_What the exercise asks_. Your task is to print all of the data word for word.

-- START --

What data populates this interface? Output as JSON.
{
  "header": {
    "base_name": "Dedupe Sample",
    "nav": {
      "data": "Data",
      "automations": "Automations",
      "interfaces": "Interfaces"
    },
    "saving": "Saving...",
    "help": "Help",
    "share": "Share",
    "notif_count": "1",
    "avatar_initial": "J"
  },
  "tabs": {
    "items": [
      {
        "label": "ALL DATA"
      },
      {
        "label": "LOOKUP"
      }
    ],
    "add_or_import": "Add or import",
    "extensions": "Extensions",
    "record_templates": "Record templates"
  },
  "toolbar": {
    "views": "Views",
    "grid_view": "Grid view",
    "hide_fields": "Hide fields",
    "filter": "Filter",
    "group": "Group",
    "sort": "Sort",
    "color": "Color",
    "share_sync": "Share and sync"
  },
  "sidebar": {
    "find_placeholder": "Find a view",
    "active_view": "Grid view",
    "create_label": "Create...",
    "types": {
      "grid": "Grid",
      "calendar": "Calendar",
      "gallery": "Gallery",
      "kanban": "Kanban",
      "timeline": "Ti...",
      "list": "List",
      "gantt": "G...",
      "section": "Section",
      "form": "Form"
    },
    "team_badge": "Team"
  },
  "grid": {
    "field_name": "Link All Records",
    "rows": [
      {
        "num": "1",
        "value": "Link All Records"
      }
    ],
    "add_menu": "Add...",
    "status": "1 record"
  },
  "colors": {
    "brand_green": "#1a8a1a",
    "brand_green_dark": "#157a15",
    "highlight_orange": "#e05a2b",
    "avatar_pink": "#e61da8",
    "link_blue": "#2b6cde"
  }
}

-- END --

_Answer to the exercise_.
What data populates this interface? Output as JSON.
{
  "header": {
    "base_name": "Dedupe Sample",
    "nav": {
      "data": "Data",
      "automations": "Automations",
      "interfaces": "Interfaces"
    },
    "saving": "Saving...",
    "help": "Help",
    "share": "Share",
    "notif_count": "1",
    "avatar_initial": "J"
  },
  "tabs": {
    "items": [
      {
        "label": "ALL DATA"
      },
      {
        "label": "LOOKUP"
      }
    ],
    "add_or_import": "Add or import",
    "extensions": "Extensions",
    "record_templates": "Record templates"
  },
  "toolbar": {
    "views": "Views",
    "grid_view": "Grid view",
    "hide_fields": "Hide fields",
    "filter": "Filter",
    "group": "Group",
    "sort": "Sort",
    "color": "Color",
    "share_sync": "Share and sync"
  },
  "sidebar": {
    "find_placeholder": "Find a view",
    "active_view": "Grid view",
    "create_label": "Create...",
    "types": {
      "grid": "Grid",
      "calendar": "Calendar",
      "gallery": "Gallery",
      "kanban": "Kanban",
      "timeline": "Ti...",
      "list": "List",
      "gantt": "G...",
      "section": "Section",
      "form": "Form"
    },
    "team_badge": "Team"
  },
  "grid": {
    "field_name": "Link All Records",
    "rows": [
      {
        "num": "1",
        "value": "Link All Records"
      }
    ],
    "add_menu": "Add...",
    "status": "1 record"
  },
  "colors": {
    "brand_green": "#1a8a1a",
    "brand_green_dark": "#157a15",
    "highlight_orange": "#e05a2b",
    "avatar_pink": "#e61da8",
    "link_blue": "#2b6cde"
  }
}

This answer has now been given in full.